* **Stated goal**: Retype the whole listing verbatim and keep the pictures out of it.
+++
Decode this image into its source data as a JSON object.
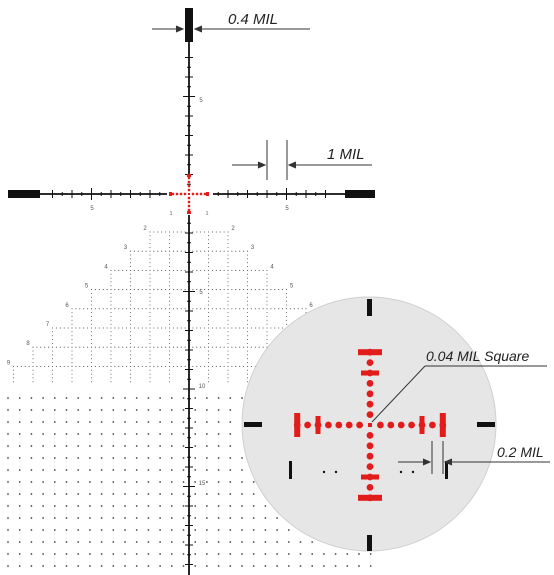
{
  "annotations": {
    "thick_post": "0.4 MIL",
    "hash_spacing": "1 MIL",
    "center_square": "0.04 MIL Square",
    "gap": "0.2 MIL"
  },
  "horizontal_axis": {
    "left_number": "5",
    "right_number": "5",
    "center_left": "1",
    "center_right": "1"
  },
  "vertical_axis": {
    "upper_number": "5",
    "lower_numbers": [
      "5",
      "10",
      "15"
    ]
  },
  "tree_rows": [
    {
      "row": 2,
      "left": "2",
      "right": "2"
    },
    {
      "row": 3,
      "left": "3",
      "right": "3"
    },
    {
      "row": 4,
      "left": "4",
      "right": "4"
    },
    {
      "row": 5,
      "left": "5",
      "right": "5"
    },
    {
      "row": 6,
      "left": "6",
      "right": "6"
    },
    {
      "row": 7,
      "left": "7",
      "right": ""
    },
    {
      "row": 8,
      "left": "8",
      "right": ""
    },
    {
      "row": 9,
      "left": "9",
      "right": ""
    }
  ],
  "colors": {
    "reticle": "#111111",
    "illumination": "#e21b1b",
    "inset_background": "#e6e6e6",
    "grid_dots": "#444444"
  }
}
+++
* **Result for this task**:
Decode this image into its source data as a JSON object.
{
  "annotations": {
    "thick_post": "0.4 MIL",
    "hash_spacing": "1 MIL",
    "center_square": "0.04 MIL Square",
    "gap": "0.2 MIL"
  },
  "horizontal_axis": {
    "left_number": "5",
    "right_number": "5",
    "center_left": "1",
    "center_right": "1"
  },
  "vertical_axis": {
    "upper_number": "5",
    "lower_numbers": [
      "5",
      "10",
      "15"
    ]
  },
  "tree_rows": [
    {
      "row": 2,
      "left": "2",
      "right": "2"
    },
    {
      "row": 3,
      "left": "3",
      "right": "3"
    },
    {
      "row": 4,
      "left": "4",
      "right": "4"
    },
    {
      "row": 5,
      "left": "5",
      "right": "5"
    },
    {
      "row": 6,
      "left": "6",
      "right": "6"
    },
    {
      "row": 7,
      "left": "7",
      "right": ""
    },
    {
      "row": 8,
      "left": "8",
      "right": ""
    },
    {
      "row": 9,
      "left": "9",
      "right": ""
    }
  ],
  "colors": {
    "reticle": "#111111",
    "illumination": "#e21b1b",
    "inset_background": "#e6e6e6",
    "grid_dots": "#444444"
  }
}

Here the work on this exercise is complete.